===== Data listing

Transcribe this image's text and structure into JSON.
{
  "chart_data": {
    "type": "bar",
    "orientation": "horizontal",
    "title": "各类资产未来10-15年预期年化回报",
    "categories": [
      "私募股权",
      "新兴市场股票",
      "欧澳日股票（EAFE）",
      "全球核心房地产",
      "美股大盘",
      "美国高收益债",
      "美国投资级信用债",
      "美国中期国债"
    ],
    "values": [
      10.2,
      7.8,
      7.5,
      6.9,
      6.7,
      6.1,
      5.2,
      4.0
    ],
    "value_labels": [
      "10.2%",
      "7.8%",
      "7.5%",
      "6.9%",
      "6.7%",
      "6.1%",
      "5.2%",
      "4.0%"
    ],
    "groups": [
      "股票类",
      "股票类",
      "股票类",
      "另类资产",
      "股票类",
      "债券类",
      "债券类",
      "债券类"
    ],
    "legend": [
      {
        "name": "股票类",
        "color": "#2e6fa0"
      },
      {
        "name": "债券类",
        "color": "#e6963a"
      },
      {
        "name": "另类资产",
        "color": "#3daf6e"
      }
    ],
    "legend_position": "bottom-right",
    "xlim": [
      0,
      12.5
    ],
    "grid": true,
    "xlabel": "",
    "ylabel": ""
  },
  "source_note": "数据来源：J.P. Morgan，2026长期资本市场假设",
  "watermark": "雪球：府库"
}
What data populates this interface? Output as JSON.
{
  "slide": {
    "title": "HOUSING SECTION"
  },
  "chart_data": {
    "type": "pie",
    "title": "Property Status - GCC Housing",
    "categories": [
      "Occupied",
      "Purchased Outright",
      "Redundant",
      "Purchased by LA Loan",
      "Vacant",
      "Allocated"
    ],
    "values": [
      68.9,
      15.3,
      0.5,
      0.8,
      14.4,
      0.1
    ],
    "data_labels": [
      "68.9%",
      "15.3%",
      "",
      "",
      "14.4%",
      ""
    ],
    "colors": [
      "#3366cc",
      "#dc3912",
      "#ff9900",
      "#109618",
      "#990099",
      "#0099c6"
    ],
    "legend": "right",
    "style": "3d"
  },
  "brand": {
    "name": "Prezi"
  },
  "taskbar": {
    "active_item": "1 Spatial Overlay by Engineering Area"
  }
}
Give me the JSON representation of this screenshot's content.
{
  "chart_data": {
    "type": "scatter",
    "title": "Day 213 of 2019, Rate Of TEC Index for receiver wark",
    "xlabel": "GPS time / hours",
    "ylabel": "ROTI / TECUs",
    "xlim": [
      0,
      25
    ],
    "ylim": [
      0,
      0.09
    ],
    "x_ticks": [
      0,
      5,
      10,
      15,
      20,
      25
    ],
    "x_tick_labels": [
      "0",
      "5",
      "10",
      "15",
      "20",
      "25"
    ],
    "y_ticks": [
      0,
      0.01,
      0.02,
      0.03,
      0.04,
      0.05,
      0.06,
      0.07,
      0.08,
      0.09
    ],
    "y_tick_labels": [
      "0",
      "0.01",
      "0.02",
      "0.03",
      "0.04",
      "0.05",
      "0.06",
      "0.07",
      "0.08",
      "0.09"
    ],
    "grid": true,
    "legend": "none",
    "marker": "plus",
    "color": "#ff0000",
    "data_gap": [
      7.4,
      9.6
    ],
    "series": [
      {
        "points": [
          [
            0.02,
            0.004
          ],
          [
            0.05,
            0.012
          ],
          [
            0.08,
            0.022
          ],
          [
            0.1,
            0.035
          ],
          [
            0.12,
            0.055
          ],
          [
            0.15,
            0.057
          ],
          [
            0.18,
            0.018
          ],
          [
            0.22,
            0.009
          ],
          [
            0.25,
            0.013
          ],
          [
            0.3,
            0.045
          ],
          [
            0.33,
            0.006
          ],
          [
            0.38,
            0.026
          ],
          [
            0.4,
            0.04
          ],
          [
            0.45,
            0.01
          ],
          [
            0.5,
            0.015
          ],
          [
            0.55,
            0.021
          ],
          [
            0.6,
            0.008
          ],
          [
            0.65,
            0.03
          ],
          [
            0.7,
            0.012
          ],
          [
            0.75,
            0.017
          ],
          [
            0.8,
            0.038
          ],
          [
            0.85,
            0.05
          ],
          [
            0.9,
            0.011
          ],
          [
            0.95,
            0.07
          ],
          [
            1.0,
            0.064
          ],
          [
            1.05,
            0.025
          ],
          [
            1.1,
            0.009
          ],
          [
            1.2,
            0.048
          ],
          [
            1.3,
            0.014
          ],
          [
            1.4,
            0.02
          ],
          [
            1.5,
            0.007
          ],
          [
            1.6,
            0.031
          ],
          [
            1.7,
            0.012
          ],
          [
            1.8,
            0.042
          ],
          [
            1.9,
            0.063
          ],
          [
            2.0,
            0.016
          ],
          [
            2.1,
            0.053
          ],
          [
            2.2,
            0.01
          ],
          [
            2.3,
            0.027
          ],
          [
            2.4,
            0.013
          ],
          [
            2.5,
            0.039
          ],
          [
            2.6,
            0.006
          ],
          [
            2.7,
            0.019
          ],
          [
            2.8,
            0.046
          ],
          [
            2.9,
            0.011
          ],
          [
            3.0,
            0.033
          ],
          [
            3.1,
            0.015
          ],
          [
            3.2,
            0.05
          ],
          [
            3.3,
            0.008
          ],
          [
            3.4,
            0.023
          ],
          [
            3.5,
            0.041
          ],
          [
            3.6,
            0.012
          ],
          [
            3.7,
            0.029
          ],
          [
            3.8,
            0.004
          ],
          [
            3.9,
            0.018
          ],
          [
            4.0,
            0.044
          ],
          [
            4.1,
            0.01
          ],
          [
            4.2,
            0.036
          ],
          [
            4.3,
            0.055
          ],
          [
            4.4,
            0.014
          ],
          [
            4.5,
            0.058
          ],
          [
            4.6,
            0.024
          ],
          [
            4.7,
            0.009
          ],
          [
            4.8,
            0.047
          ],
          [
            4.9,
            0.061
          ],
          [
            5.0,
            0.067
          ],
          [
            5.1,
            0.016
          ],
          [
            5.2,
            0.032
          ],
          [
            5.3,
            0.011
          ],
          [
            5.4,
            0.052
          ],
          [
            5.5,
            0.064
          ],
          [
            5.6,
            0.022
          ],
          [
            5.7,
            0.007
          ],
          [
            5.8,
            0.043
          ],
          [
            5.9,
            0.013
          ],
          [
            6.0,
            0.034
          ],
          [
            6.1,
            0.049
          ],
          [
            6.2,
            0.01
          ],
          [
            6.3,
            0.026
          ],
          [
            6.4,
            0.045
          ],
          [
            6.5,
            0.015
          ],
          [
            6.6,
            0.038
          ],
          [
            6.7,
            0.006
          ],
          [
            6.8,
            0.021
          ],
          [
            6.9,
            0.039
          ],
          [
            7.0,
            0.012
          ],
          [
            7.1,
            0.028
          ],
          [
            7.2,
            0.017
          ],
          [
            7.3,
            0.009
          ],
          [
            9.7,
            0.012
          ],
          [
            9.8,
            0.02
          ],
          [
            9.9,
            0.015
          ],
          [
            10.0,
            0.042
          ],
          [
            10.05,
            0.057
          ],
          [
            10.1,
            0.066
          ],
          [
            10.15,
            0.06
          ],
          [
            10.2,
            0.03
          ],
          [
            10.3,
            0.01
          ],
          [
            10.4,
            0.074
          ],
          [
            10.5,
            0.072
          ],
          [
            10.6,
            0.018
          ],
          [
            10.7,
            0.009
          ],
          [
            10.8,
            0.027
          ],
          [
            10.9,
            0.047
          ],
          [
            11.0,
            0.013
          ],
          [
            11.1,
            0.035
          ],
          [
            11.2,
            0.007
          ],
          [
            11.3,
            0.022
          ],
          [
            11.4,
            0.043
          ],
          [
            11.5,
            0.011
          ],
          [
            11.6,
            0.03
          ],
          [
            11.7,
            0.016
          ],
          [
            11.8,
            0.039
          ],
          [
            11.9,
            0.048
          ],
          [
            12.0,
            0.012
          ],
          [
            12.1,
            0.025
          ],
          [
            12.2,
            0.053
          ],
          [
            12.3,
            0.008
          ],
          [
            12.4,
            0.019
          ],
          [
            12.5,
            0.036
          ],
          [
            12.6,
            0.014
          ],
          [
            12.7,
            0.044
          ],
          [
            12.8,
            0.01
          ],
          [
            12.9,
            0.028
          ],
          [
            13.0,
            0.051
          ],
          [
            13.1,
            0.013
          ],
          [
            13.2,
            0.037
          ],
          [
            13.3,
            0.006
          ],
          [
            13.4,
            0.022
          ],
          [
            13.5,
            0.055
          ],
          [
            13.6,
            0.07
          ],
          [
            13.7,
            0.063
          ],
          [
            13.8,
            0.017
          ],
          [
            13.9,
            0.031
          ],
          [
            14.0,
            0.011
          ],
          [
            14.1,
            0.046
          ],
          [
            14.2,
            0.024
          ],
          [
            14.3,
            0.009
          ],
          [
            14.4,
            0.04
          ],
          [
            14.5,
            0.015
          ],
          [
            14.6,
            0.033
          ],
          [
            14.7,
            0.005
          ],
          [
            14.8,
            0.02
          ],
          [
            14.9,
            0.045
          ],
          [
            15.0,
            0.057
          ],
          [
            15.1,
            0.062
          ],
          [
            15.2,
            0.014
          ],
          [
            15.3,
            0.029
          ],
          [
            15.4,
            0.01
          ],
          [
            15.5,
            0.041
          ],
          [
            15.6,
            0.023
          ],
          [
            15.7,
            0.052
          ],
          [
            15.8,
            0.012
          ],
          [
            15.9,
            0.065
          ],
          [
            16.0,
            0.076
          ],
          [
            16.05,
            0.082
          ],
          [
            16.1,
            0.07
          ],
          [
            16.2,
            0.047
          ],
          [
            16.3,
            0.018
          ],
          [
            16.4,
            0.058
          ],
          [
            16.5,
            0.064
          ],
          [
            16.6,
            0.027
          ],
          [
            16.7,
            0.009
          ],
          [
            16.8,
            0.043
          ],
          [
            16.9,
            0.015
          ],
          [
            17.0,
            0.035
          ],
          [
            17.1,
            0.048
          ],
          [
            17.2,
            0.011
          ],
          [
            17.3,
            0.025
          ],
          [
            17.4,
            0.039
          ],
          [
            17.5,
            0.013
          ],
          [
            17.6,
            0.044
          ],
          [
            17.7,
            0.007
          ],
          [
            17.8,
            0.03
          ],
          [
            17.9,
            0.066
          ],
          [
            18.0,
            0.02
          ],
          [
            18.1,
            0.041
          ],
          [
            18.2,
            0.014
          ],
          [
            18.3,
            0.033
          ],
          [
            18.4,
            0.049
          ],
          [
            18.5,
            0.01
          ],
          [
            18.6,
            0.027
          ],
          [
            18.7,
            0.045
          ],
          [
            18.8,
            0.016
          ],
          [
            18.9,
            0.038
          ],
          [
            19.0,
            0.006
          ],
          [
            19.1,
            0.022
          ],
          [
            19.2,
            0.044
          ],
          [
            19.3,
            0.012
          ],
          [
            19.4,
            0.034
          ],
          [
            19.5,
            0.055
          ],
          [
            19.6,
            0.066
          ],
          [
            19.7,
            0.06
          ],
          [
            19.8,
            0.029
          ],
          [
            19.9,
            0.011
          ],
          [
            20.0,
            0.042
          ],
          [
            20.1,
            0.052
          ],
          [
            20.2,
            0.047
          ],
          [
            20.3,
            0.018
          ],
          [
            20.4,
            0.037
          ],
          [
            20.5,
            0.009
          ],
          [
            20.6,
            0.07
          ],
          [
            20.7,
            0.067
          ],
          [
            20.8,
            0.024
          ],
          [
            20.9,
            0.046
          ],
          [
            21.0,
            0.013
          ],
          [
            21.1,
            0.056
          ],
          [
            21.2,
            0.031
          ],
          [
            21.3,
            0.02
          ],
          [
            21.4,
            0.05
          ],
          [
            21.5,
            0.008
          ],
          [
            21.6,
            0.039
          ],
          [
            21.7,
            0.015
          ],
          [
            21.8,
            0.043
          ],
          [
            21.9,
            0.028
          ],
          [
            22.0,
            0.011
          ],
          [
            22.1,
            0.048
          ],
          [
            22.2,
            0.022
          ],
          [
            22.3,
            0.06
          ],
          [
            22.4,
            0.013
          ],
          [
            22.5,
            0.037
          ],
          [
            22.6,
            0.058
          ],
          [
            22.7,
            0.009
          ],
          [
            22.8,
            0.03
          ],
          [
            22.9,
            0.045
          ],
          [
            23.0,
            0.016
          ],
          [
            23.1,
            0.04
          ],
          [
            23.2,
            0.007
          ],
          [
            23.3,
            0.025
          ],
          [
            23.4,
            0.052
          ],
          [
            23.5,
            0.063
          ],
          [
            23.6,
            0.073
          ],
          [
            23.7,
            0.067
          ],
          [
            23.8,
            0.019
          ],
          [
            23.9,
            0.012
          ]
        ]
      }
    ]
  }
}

==========

## Task objective
Report only how many lines in the listing contain the string "this".

## Answer to the exercise
3